▶ **SET PROBLEM**
Rewrite the rows below, changing every "legend-swatch" to "legend-marker" and keeping everything else the same. Omit the pictures from your answer.

━━━ MATERIAL FOR THIS TASK ━━━

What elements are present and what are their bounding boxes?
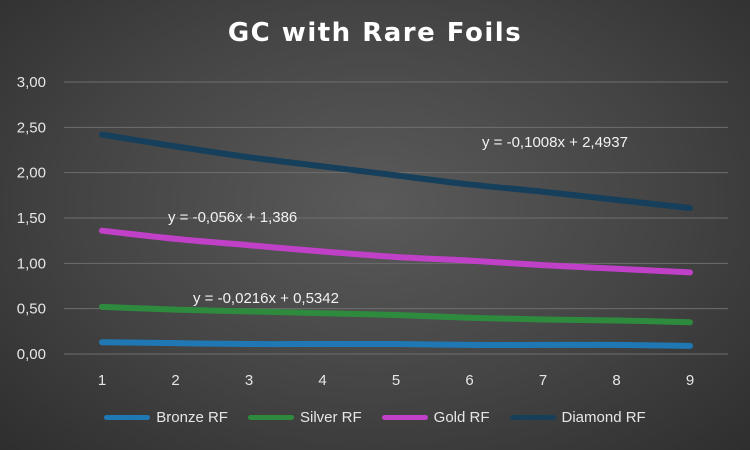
y-tick-label: 2,50 xyxy=(17,119,46,136)
trendline-equation-gold-rf: y = -0,056x + 1,386 xyxy=(168,209,297,226)
legend-label: Silver RF xyxy=(299,409,362,426)
legend-swatch xyxy=(509,415,556,420)
series-lines xyxy=(99,131,693,349)
legend-item-bronze-rf: Bronze RF xyxy=(104,409,228,426)
y-tick-label: 0,00 xyxy=(17,346,46,363)
chart-title: GC with Rare Foils xyxy=(227,18,523,48)
legend-swatch xyxy=(381,415,428,420)
legend-item-gold-rf: Gold RF xyxy=(381,409,490,426)
y-tick-label: 3,00 xyxy=(17,74,46,91)
x-tick-label: 6 xyxy=(465,372,473,389)
legend-label: Gold RF xyxy=(433,409,490,426)
x-tick-label: 4 xyxy=(318,372,326,389)
y-tick-label: 1,00 xyxy=(17,255,46,272)
y-tick-label: 0,50 xyxy=(17,301,46,318)
legend: Bronze RF Silver RF Gold RF Diamond RF xyxy=(0,409,750,426)
series-line-silver-rf xyxy=(99,303,693,326)
legend-label: Bronze RF xyxy=(156,409,228,426)
x-tick-label: 9 xyxy=(686,372,694,389)
legend-item-diamond-rf: Diamond RF xyxy=(509,409,646,426)
legend-swatch xyxy=(247,415,294,420)
x-tick-label: 3 xyxy=(245,372,253,389)
legend-item-silver-rf: Silver RF xyxy=(247,409,362,426)
series-line-bronze-rf xyxy=(99,339,693,349)
x-tick-label: 7 xyxy=(539,372,547,389)
x-tick-label: 2 xyxy=(171,372,179,389)
trendline-equations: y = -0,1008x + 2,4937 y = -0,056x + 1,386… xyxy=(168,134,628,307)
legend-label: Diamond RF xyxy=(561,409,646,426)
trendline-equation-diamond-rf: y = -0,1008x + 2,4937 xyxy=(482,134,628,151)
series-line-diamond-rf xyxy=(99,131,693,212)
y-tick-label: 2,00 xyxy=(17,165,46,182)
y-axis: 0,00 0,50 1,00 1,50 2,00 2,50 3,00 xyxy=(17,74,46,363)
x-tick-label: 8 xyxy=(612,372,620,389)
trendline-equation-silver-rf: y = -0,0216x + 0,5342 xyxy=(193,290,339,307)
legend-swatch xyxy=(104,415,151,420)
y-tick-label: 1,50 xyxy=(17,210,46,227)
x-tick-label: 1 xyxy=(98,372,106,389)
x-axis: 1 2 3 4 5 6 7 8 9 xyxy=(98,372,694,389)
x-tick-label: 5 xyxy=(392,372,400,389)
series-line-gold-rf xyxy=(99,227,693,276)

━━━

▶ **FINISHED ANSWER**
What elements are present and what are their bounding boxes?
y-tick-label: 2,50 xyxy=(17,119,46,136)
trendline-equation-gold-rf: y = -0,056x + 1,386 xyxy=(168,209,297,226)
legend-label: Silver RF xyxy=(299,409,362,426)
legend-marker xyxy=(509,415,556,420)
series-lines xyxy=(99,131,693,349)
legend-item-bronze-rf: Bronze RF xyxy=(104,409,228,426)
y-tick-label: 0,00 xyxy=(17,346,46,363)
chart-title: GC with Rare Foils xyxy=(227,18,523,48)
legend-marker xyxy=(381,415,428,420)
legend-item-gold-rf: Gold RF xyxy=(381,409,490,426)
y-tick-label: 3,00 xyxy=(17,74,46,91)
x-tick-label: 6 xyxy=(465,372,473,389)
legend-label: Gold RF xyxy=(433,409,490,426)
x-tick-label: 4 xyxy=(318,372,326,389)
y-tick-label: 1,00 xyxy=(17,255,46,272)
y-tick-label: 0,50 xyxy=(17,301,46,318)
legend: Bronze RF Silver RF Gold RF Diamond RF xyxy=(0,409,750,426)
series-line-silver-rf xyxy=(99,303,693,326)
legend-label: Bronze RF xyxy=(156,409,228,426)
x-tick-label: 9 xyxy=(686,372,694,389)
legend-item-diamond-rf: Diamond RF xyxy=(509,409,646,426)
legend-marker xyxy=(247,415,294,420)
x-tick-label: 3 xyxy=(245,372,253,389)
legend-item-silver-rf: Silver RF xyxy=(247,409,362,426)
series-line-bronze-rf xyxy=(99,339,693,349)
x-tick-label: 7 xyxy=(539,372,547,389)
x-tick-label: 2 xyxy=(171,372,179,389)
trendline-equations: y = -0,1008x + 2,4937 y = -0,056x + 1,386… xyxy=(168,134,628,307)
legend-label: Diamond RF xyxy=(561,409,646,426)
trendline-equation-diamond-rf: y = -0,1008x + 2,4937 xyxy=(482,134,628,151)
series-line-diamond-rf xyxy=(99,131,693,212)
y-tick-label: 2,00 xyxy=(17,165,46,182)
y-axis: 0,00 0,50 1,00 1,50 2,00 2,50 3,00 xyxy=(17,74,46,363)
x-tick-label: 8 xyxy=(612,372,620,389)
trendline-equation-silver-rf: y = -0,0216x + 0,5342 xyxy=(193,290,339,307)
legend-marker xyxy=(104,415,151,420)
y-tick-label: 1,50 xyxy=(17,210,46,227)
x-tick-label: 1 xyxy=(98,372,106,389)
x-axis: 1 2 3 4 5 6 7 8 9 xyxy=(98,372,694,389)
x-tick-label: 5 xyxy=(392,372,400,389)
series-line-gold-rf xyxy=(99,227,693,276)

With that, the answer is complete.